THE TASK: Omit the pictures from the entries below and retype everything else exactly.

Entries with figure data:
>>

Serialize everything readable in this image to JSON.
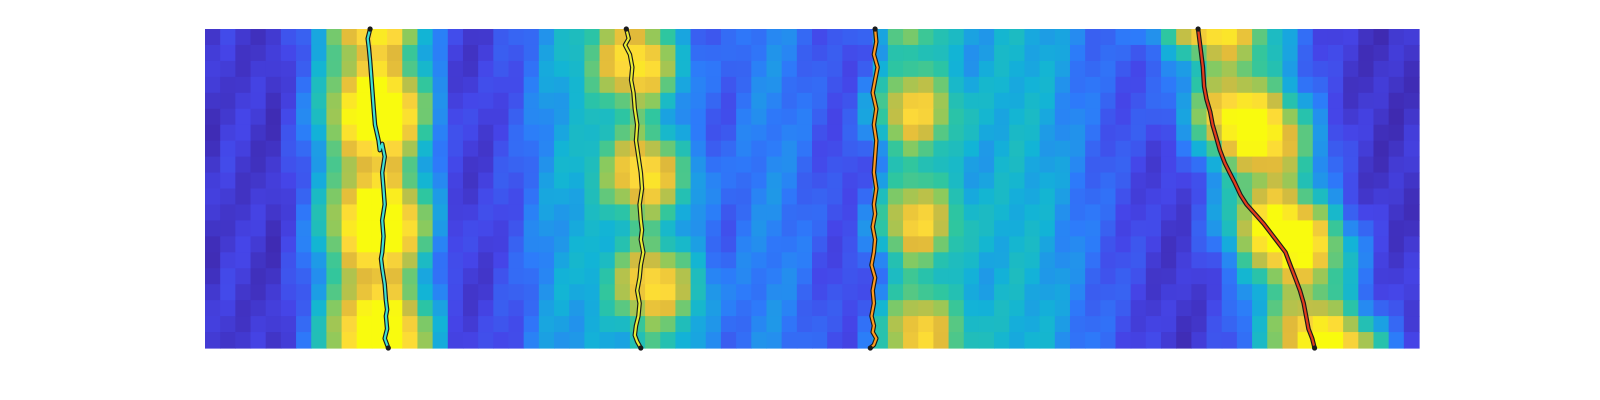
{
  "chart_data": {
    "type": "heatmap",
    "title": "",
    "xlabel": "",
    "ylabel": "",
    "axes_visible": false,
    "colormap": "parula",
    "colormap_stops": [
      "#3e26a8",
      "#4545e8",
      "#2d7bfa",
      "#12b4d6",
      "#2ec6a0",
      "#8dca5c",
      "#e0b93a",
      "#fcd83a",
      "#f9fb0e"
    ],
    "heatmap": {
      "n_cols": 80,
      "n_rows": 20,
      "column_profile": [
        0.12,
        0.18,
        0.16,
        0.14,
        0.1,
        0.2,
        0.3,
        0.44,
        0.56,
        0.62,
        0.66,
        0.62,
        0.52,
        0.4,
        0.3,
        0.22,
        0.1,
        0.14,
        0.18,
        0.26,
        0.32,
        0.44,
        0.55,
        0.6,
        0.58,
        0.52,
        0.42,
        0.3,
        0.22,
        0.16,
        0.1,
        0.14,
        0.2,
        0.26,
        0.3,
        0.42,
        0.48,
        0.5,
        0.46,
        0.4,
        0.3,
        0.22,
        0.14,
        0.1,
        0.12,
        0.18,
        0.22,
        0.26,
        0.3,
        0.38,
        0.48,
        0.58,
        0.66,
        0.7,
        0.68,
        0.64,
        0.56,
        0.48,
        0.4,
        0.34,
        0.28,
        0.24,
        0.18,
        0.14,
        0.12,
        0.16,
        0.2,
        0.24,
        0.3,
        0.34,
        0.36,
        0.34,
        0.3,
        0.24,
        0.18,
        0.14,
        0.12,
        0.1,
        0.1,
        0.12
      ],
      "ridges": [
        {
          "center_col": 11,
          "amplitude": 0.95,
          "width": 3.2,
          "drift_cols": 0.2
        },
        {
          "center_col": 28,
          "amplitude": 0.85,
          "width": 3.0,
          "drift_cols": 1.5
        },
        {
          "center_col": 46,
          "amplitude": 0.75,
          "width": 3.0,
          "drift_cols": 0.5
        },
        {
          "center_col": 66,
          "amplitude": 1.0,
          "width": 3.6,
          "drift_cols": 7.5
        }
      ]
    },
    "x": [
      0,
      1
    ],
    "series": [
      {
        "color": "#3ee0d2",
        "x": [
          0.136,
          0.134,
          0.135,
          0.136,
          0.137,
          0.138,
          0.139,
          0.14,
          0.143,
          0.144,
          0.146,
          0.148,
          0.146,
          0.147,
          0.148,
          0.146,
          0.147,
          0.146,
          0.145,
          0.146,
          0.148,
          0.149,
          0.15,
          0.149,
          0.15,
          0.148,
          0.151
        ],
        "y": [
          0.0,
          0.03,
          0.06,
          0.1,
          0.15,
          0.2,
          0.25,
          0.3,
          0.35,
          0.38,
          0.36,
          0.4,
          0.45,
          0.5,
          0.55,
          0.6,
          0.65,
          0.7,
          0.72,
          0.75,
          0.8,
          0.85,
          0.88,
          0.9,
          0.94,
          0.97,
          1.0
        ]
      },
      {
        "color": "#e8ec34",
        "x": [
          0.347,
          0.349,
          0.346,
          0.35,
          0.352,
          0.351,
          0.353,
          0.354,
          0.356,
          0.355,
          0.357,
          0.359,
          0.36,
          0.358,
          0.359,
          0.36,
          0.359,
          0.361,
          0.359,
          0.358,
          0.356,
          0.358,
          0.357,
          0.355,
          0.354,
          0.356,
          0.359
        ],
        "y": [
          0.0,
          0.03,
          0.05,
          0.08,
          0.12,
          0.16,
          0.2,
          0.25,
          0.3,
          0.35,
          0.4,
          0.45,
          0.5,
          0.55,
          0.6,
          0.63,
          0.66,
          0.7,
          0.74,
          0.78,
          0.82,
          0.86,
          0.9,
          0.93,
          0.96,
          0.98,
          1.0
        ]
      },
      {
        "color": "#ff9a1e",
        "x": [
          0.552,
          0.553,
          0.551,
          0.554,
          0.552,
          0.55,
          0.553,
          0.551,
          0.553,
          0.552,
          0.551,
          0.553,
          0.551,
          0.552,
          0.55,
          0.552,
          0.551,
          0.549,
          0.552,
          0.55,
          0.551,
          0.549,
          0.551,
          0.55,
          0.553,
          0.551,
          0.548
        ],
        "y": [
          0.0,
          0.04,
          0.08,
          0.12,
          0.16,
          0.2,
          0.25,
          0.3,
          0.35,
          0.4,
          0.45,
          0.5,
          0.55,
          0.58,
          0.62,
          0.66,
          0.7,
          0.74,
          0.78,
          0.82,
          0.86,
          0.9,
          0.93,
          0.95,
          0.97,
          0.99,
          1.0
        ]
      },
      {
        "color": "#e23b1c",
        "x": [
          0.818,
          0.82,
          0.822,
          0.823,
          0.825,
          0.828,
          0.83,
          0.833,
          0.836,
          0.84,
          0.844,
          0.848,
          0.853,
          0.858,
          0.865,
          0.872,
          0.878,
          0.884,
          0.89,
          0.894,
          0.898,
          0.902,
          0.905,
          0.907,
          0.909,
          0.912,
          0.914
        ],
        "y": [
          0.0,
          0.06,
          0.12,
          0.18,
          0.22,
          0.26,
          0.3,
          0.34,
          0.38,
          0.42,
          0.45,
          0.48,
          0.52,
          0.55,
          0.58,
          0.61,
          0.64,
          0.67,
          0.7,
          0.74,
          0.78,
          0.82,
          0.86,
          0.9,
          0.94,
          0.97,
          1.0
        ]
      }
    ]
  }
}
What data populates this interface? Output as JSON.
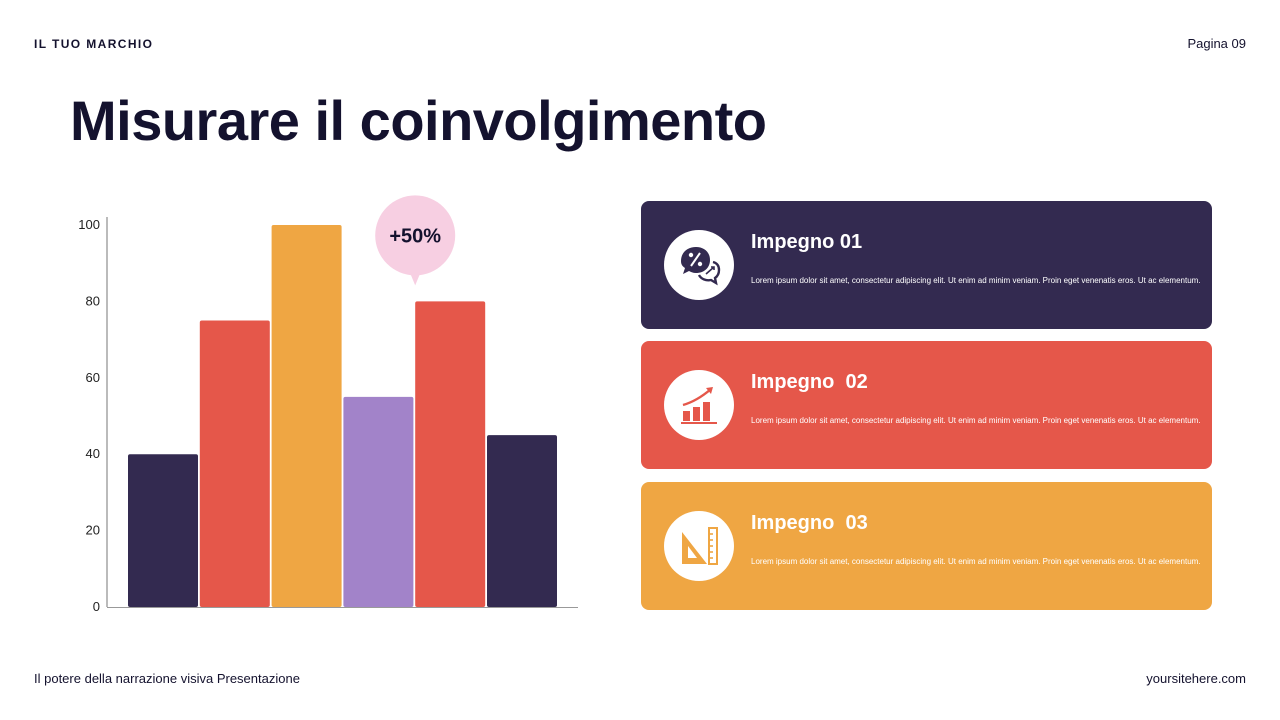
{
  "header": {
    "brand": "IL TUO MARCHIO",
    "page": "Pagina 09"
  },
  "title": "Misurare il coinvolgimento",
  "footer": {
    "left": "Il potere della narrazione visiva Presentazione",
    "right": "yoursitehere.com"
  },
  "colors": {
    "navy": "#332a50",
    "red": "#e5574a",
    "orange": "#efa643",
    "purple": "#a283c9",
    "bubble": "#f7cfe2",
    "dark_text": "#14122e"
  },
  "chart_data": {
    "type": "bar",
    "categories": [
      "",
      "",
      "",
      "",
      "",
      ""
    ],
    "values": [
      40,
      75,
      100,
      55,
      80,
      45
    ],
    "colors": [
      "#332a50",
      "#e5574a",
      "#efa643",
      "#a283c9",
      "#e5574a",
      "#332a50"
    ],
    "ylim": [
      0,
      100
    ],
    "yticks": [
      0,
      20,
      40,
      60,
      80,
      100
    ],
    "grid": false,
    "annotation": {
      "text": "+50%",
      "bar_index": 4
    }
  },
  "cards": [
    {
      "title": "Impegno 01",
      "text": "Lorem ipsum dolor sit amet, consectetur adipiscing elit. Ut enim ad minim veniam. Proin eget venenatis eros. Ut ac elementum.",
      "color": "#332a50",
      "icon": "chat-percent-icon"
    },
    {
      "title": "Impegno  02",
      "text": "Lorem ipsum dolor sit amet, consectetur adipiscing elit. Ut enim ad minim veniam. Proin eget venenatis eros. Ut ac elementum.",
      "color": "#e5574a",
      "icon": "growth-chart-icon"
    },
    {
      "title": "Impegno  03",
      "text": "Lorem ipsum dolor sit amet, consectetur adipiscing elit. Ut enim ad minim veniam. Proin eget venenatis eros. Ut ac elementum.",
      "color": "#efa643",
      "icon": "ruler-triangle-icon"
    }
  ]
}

<<

THE OUTPUT:
Serialize everything readable in this image to JSON.
{
  "chart_data": {
    "type": "heatmap",
    "title": "",
    "xlabel": "",
    "ylabel": "",
    "axes_visible": false,
    "colormap": "parula",
    "colormap_stops": [
      "#3e26a8",
      "#4545e8",
      "#2d7bfa",
      "#12b4d6",
      "#2ec6a0",
      "#8dca5c",
      "#e0b93a",
      "#fcd83a",
      "#f9fb0e"
    ],
    "heatmap": {
      "n_cols": 80,
      "n_rows": 20,
      "column_profile": [
        0.12,
        0.18,
        0.16,
        0.14,
        0.1,
        0.2,
        0.3,
        0.44,
        0.56,
        0.62,
        0.66,
        0.62,
        0.52,
        0.4,
        0.3,
        0.22,
        0.1,
        0.14,
        0.18,
        0.26,
        0.32,
        0.44,
        0.55,
        0.6,
        0.58,
        0.52,
        0.42,
        0.3,
        0.22,
        0.16,
        0.1,
        0.14,
        0.2,
        0.26,
        0.3,
        0.42,
        0.48,
        0.5,
        0.46,
        0.4,
        0.3,
        0.22,
        0.14,
        0.1,
        0.12,
        0.18,
        0.22,
        0.26,
        0.3,
        0.38,
        0.48,
        0.58,
        0.66,
        0.7,
        0.68,
        0.64,
        0.56,
        0.48,
        0.4,
        0.34,
        0.28,
        0.24,
        0.18,
        0.14,
        0.12,
        0.16,
        0.2,
        0.24,
        0.3,
        0.34,
        0.36,
        0.34,
        0.3,
        0.24,
        0.18,
        0.14,
        0.12,
        0.1,
        0.1,
        0.12
      ],
      "ridges": [
        {
          "center_col": 11,
          "amplitude": 0.95,
          "width": 3.2,
          "drift_cols": 0.2
        },
        {
          "center_col": 28,
          "amplitude": 0.85,
          "width": 3.0,
          "drift_cols": 1.5
        },
        {
          "center_col": 46,
          "amplitude": 0.75,
          "width": 3.0,
          "drift_cols": 0.5
        },
        {
          "center_col": 66,
          "amplitude": 1.0,
          "width": 3.6,
          "drift_cols": 7.5
        }
      ]
    },
    "x": [
      0,
      1
    ],
    "series": [
      {
        "color": "#3ee0d2",
        "x": [
          0.136,
          0.134,
          0.135,
          0.136,
          0.137,
          0.138,
          0.139,
          0.14,
          0.143,
          0.144,
          0.146,
          0.148,
          0.146,
          0.147,
          0.148,
          0.146,
          0.147,
          0.146,
          0.145,
          0.146,
          0.148,
          0.149,
          0.15,
          0.149,
          0.15,
          0.148,
          0.151
        ],
        "y": [
          0.0,
          0.03,
          0.06,
          0.1,
          0.15,
          0.2,
          0.25,
          0.3,
          0.35,
          0.38,
          0.36,
          0.4,
          0.45,
          0.5,
          0.55,
          0.6,
          0.65,
          0.7,
          0.72,
          0.75,
          0.8,
          0.85,
          0.88,
          0.9,
          0.94,
          0.97,
          1.0
        ]
      },
      {
        "color": "#e8ec34",
        "x": [
          0.347,
          0.349,
          0.346,
          0.35,
          0.352,
          0.351,
          0.353,
          0.354,
          0.356,
          0.355,
          0.357,
          0.359,
          0.36,
          0.358,
          0.359,
          0.36,
          0.359,
          0.361,
          0.359,
          0.358,
          0.356,
          0.358,
          0.357,
          0.355,
          0.354,
          0.356,
          0.359
        ],
        "y": [
          0.0,
          0.03,
          0.05,
          0.08,
          0.12,
          0.16,
          0.2,
          0.25,
          0.3,
          0.35,
          0.4,
          0.45,
          0.5,
          0.55,
          0.6,
          0.63,
          0.66,
          0.7,
          0.74,
          0.78,
          0.82,
          0.86,
          0.9,
          0.93,
          0.96,
          0.98,
          1.0
        ]
      },
      {
        "color": "#ff9a1e",
        "x": [
          0.552,
          0.553,
          0.551,
          0.554,
          0.552,
          0.55,
          0.553,
          0.551,
          0.553,
          0.552,
          0.551,
          0.553,
          0.551,
          0.552,
          0.55,
          0.552,
          0.551,
          0.549,
          0.552,
          0.55,
          0.551,
          0.549,
          0.551,
          0.55,
          0.553,
          0.551,
          0.548
        ],
        "y": [
          0.0,
          0.04,
          0.08,
          0.12,
          0.16,
          0.2,
          0.25,
          0.3,
          0.35,
          0.4,
          0.45,
          0.5,
          0.55,
          0.58,
          0.62,
          0.66,
          0.7,
          0.74,
          0.78,
          0.82,
          0.86,
          0.9,
          0.93,
          0.95,
          0.97,
          0.99,
          1.0
        ]
      },
      {
        "color": "#e23b1c",
        "x": [
          0.818,
          0.82,
          0.822,
          0.823,
          0.825,
          0.828,
          0.83,
          0.833,
          0.836,
          0.84,
          0.844,
          0.848,
          0.853,
          0.858,
          0.865,
          0.872,
          0.878,
          0.884,
          0.89,
          0.894,
          0.898,
          0.902,
          0.905,
          0.907,
          0.909,
          0.912,
          0.914
        ],
        "y": [
          0.0,
          0.06,
          0.12,
          0.18,
          0.22,
          0.26,
          0.3,
          0.34,
          0.38,
          0.42,
          0.45,
          0.48,
          0.52,
          0.55,
          0.58,
          0.61,
          0.64,
          0.67,
          0.7,
          0.74,
          0.78,
          0.82,
          0.86,
          0.9,
          0.94,
          0.97,
          1.0
        ]
      }
    ]
  }
}
What data populates this interface? Output as JSON.
{
  "header": {
    "brand": "IL TUO MARCHIO",
    "page": "Pagina 09"
  },
  "title": "Misurare il coinvolgimento",
  "footer": {
    "left": "Il potere della narrazione visiva Presentazione",
    "right": "yoursitehere.com"
  },
  "colors": {
    "navy": "#332a50",
    "red": "#e5574a",
    "orange": "#efa643",
    "purple": "#a283c9",
    "bubble": "#f7cfe2",
    "dark_text": "#14122e"
  },
  "chart_data": {
    "type": "bar",
    "categories": [
      "",
      "",
      "",
      "",
      "",
      ""
    ],
    "values": [
      40,
      75,
      100,
      55,
      80,
      45
    ],
    "colors": [
      "#332a50",
      "#e5574a",
      "#efa643",
      "#a283c9",
      "#e5574a",
      "#332a50"
    ],
    "ylim": [
      0,
      100
    ],
    "yticks": [
      0,
      20,
      40,
      60,
      80,
      100
    ],
    "grid": false,
    "annotation": {
      "text": "+50%",
      "bar_index": 4
    }
  },
  "cards": [
    {
      "title": "Impegno 01",
      "text": "Lorem ipsum dolor sit amet, consectetur adipiscing elit. Ut enim ad minim veniam. Proin eget venenatis eros. Ut ac elementum.",
      "color": "#332a50",
      "icon": "chat-percent-icon"
    },
    {
      "title": "Impegno  02",
      "text": "Lorem ipsum dolor sit amet, consectetur adipiscing elit. Ut enim ad minim veniam. Proin eget venenatis eros. Ut ac elementum.",
      "color": "#e5574a",
      "icon": "growth-chart-icon"
    },
    {
      "title": "Impegno  03",
      "text": "Lorem ipsum dolor sit amet, consectetur adipiscing elit. Ut enim ad minim veniam. Proin eget venenatis eros. Ut ac elementum.",
      "color": "#efa643",
      "icon": "ruler-triangle-icon"
    }
  ]
}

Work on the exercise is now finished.